» DIRECTION
Please reproduce the records starting at the first line and ending at the line containing "pipe: teal section bbox=[330, 437, 489, 540]", substituting "embers" for "sparks" and leaving everything else unchanged.

» INPUT RECORDS
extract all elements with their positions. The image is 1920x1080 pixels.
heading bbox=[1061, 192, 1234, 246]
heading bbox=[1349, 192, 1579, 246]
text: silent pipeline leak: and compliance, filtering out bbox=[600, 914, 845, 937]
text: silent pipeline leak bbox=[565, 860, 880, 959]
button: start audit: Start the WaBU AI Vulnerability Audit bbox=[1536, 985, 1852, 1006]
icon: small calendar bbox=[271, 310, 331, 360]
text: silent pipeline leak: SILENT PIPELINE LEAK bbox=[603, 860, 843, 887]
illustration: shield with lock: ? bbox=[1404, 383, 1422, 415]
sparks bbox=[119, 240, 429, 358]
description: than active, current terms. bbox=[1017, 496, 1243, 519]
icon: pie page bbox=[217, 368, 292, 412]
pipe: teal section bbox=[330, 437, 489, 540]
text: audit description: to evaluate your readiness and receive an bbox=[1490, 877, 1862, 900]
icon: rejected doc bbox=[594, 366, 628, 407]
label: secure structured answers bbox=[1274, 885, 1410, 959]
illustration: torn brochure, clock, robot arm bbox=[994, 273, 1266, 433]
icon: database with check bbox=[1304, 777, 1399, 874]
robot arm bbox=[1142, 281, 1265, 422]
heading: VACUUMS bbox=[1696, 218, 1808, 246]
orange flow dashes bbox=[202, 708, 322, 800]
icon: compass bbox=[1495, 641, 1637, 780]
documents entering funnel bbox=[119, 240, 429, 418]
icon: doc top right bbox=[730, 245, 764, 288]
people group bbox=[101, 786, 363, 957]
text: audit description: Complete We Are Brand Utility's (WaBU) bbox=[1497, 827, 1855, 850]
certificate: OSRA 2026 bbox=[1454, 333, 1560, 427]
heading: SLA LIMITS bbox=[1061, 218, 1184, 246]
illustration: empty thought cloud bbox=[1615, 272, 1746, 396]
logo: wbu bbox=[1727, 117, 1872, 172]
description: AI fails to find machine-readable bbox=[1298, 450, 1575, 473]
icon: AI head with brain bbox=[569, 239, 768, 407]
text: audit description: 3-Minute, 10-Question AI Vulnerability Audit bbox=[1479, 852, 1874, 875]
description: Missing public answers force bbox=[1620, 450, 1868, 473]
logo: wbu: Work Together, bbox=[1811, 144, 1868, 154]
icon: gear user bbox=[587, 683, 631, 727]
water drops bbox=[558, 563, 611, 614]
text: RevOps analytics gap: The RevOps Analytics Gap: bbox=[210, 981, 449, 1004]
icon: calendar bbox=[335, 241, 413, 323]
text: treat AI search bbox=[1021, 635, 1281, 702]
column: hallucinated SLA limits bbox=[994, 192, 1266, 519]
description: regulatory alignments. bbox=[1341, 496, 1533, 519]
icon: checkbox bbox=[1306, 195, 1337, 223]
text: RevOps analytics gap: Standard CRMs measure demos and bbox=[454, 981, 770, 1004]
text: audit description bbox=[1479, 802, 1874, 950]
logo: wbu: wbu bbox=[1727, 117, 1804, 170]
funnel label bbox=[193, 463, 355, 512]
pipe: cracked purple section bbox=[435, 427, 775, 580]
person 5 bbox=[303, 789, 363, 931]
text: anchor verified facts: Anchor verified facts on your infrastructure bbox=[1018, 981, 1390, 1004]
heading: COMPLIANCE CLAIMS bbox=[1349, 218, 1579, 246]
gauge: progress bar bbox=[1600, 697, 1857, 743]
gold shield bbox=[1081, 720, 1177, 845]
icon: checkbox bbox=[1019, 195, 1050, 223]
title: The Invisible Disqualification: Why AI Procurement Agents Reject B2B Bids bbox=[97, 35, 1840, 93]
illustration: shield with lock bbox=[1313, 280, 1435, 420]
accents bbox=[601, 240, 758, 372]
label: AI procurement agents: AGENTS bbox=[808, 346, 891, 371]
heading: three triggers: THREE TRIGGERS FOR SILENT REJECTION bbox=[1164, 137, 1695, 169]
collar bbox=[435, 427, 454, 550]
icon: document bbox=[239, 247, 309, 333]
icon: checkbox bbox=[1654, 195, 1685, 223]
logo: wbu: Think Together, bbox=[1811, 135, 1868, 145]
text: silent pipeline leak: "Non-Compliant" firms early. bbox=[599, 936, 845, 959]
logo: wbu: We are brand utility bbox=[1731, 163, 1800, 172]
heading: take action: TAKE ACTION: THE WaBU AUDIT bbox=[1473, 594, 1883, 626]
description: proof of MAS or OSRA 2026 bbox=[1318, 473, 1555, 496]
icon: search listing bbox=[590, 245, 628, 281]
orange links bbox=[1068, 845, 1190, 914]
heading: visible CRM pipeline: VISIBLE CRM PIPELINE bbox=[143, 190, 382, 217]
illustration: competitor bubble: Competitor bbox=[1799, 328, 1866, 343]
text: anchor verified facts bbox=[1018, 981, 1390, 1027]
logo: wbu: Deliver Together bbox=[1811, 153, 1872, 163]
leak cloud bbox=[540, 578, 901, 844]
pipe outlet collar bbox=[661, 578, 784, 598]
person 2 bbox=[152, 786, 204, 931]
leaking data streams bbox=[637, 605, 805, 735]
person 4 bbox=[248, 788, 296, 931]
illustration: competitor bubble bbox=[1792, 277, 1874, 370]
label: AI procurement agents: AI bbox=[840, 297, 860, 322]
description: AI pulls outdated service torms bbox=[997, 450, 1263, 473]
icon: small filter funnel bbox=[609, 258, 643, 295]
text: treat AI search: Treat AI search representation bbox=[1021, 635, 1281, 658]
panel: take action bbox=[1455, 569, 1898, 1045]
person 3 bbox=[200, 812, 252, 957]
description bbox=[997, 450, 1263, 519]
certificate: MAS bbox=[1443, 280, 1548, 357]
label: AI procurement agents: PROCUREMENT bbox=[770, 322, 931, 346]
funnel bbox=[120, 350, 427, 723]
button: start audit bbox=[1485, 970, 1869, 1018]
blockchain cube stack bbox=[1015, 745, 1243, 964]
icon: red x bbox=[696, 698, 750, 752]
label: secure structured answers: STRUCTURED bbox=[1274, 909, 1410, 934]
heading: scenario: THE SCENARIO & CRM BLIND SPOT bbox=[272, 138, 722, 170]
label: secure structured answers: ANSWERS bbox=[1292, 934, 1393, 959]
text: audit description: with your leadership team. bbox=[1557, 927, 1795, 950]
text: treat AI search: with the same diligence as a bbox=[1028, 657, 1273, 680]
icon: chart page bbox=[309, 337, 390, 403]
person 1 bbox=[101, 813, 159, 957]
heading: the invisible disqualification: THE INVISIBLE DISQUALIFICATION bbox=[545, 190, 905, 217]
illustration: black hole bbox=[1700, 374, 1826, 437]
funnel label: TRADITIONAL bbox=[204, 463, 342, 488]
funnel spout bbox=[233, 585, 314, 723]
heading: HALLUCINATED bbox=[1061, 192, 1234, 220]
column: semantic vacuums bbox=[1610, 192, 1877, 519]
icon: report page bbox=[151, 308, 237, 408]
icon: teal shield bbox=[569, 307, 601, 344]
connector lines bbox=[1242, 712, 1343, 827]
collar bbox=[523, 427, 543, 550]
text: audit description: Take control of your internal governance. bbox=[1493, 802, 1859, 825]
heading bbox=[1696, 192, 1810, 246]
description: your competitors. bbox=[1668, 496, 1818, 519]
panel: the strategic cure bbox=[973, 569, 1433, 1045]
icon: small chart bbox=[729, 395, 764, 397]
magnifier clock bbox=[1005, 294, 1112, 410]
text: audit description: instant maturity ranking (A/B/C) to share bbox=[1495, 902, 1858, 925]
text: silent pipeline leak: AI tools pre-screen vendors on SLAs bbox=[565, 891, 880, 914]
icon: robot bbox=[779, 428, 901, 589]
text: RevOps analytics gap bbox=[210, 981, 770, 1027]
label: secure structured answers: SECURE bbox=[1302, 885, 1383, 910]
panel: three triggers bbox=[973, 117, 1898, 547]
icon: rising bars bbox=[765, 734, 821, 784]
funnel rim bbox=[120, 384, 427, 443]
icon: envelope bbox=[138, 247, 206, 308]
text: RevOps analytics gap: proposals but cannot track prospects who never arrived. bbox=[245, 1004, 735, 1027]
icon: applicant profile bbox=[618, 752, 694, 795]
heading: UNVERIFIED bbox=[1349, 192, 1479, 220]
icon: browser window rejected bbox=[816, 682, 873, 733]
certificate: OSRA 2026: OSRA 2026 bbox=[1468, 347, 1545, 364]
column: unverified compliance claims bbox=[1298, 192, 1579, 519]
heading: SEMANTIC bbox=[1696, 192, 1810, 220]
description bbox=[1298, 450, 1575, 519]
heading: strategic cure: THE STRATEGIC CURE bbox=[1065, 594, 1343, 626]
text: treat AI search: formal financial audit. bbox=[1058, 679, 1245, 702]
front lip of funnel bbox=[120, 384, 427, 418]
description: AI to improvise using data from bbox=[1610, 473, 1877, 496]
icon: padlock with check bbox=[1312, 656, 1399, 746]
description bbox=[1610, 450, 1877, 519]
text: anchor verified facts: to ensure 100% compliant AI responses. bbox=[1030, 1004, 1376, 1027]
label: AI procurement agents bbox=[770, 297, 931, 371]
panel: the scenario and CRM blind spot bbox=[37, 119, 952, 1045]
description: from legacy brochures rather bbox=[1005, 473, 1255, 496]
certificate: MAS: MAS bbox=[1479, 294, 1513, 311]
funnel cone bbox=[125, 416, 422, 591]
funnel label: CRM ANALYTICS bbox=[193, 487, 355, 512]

» ANSWER
extract all elements with their positions. The image is 1920x1080 pixels.
heading bbox=[1061, 192, 1234, 246]
heading bbox=[1349, 192, 1579, 246]
text: silent pipeline leak: and compliance, filtering out bbox=[600, 914, 845, 937]
text: silent pipeline leak bbox=[565, 860, 880, 959]
button: start audit: Start the WaBU AI Vulnerability Audit bbox=[1536, 985, 1852, 1006]
icon: small calendar bbox=[271, 310, 331, 360]
text: silent pipeline leak: SILENT PIPELINE LEAK bbox=[603, 860, 843, 887]
illustration: shield with lock: ? bbox=[1404, 383, 1422, 415]
embers bbox=[119, 240, 429, 358]
description: than active, current terms. bbox=[1017, 496, 1243, 519]
icon: pie page bbox=[217, 368, 292, 412]
pipe: teal section bbox=[330, 437, 489, 540]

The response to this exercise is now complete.